YOUR OBJECTIVE.
Lay out the records from their first line through the line containing "y-tick-label: 10.0 bbox=[88, 266, 135, 288]", inclusive, as a JSON list of strings with one string per line and blank lines left out.
—————
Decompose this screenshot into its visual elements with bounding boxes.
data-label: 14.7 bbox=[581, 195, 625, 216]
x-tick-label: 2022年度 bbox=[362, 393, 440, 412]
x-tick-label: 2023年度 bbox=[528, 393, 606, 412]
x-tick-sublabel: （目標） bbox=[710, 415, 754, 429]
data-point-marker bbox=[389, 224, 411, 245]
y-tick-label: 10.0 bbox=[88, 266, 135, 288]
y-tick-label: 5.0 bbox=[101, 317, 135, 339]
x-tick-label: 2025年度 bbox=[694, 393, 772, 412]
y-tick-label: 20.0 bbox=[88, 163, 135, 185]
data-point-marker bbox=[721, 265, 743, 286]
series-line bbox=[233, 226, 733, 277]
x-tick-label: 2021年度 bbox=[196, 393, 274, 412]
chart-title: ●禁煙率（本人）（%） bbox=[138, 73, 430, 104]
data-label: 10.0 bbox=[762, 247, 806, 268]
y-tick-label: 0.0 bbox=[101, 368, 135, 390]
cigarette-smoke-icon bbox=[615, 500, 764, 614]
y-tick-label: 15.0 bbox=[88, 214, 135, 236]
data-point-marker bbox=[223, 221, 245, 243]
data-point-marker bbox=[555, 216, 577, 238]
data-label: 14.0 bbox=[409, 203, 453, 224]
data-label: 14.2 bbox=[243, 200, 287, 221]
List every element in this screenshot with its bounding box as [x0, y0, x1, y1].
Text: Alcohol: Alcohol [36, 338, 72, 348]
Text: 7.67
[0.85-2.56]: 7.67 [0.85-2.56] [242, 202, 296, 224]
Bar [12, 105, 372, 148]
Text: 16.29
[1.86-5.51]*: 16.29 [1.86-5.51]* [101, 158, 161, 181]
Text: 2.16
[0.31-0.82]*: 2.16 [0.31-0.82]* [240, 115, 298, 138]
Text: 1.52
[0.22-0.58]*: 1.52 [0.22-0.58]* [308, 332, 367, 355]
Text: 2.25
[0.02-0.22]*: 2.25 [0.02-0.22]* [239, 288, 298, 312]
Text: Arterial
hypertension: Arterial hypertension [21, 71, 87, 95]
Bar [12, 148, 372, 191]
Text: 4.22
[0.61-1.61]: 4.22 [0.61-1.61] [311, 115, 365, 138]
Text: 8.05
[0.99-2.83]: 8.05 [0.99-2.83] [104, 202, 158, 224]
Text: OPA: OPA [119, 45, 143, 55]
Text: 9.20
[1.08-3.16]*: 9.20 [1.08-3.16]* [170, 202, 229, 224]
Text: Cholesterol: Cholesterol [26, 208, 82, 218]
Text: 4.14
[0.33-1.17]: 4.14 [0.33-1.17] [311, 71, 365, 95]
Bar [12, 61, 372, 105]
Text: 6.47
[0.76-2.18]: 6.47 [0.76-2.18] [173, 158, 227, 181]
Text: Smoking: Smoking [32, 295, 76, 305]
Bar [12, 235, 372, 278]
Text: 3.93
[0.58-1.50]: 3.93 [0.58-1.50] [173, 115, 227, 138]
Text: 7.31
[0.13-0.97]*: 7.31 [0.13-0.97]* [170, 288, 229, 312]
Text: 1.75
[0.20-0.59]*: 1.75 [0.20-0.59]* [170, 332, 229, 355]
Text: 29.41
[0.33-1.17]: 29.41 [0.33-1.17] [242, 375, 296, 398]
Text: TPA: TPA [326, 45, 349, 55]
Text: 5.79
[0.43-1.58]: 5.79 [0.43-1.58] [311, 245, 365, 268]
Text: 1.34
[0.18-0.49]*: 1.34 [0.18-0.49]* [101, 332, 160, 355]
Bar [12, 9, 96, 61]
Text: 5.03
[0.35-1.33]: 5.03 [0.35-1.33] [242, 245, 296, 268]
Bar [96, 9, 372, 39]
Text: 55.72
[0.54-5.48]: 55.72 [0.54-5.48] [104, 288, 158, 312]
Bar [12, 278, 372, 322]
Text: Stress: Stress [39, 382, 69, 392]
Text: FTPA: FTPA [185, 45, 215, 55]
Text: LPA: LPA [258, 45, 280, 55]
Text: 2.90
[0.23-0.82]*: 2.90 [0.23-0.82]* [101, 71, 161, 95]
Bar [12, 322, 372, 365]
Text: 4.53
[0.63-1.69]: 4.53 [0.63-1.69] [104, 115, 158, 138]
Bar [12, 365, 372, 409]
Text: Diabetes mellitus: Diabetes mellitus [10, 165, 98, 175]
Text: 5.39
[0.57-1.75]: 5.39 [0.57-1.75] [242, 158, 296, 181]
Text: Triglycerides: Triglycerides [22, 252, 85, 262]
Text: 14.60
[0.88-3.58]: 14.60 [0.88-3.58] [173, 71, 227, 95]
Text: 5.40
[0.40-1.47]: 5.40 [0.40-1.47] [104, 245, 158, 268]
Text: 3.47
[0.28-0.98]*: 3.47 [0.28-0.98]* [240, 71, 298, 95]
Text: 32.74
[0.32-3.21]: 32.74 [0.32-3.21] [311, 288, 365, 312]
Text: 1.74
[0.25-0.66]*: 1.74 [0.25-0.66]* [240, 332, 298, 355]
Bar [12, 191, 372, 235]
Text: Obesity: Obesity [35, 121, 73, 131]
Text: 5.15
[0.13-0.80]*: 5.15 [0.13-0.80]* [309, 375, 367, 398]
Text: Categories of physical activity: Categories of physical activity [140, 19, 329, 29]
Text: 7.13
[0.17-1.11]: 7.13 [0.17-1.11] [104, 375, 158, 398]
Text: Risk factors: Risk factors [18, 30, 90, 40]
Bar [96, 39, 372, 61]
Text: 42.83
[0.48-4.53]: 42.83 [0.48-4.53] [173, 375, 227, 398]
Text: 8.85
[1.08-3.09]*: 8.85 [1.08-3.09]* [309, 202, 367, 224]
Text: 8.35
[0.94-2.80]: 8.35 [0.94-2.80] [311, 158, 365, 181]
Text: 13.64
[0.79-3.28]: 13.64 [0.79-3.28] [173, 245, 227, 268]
—————
FULL SOLUTION.
[
  "Decompose this screenshot into its visual elements with bounding boxes.",
  "data-label: 14.7 bbox=[581, 195, 625, 216]",
  "x-tick-label: 2022年度 bbox=[362, 393, 440, 412]",
  "x-tick-label: 2023年度 bbox=[528, 393, 606, 412]",
  "x-tick-sublabel: （目標） bbox=[710, 415, 754, 429]",
  "data-point-marker bbox=[389, 224, 411, 245]",
  "y-tick-label: 10.0 bbox=[88, 266, 135, 288]"
]